===== Data section =====
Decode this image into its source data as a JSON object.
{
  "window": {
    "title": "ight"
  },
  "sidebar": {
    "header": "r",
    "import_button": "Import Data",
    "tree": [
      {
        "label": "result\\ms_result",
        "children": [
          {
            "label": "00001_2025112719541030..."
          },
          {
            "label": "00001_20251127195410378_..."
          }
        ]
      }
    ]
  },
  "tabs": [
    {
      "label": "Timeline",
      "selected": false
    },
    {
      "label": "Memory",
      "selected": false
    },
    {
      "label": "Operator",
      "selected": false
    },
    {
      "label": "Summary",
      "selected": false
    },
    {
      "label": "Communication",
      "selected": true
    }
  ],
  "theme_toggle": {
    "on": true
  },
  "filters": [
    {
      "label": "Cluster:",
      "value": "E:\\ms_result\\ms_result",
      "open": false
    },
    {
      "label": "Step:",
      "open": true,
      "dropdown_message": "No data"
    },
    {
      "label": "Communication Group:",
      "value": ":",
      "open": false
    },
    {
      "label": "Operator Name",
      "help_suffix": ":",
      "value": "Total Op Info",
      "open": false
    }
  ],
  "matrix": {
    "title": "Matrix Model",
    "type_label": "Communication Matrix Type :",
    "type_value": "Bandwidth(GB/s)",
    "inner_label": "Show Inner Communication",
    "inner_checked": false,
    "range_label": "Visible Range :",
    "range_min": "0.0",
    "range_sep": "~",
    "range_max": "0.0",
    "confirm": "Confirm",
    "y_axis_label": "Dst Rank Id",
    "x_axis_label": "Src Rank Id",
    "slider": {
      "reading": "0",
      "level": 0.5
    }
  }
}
=====
Pick out and copy the lines of the entries that hold the string "Rank".

Task result »
    "y_axis_label": "Dst Rank Id",
    "x_axis_label": "Src Rank Id",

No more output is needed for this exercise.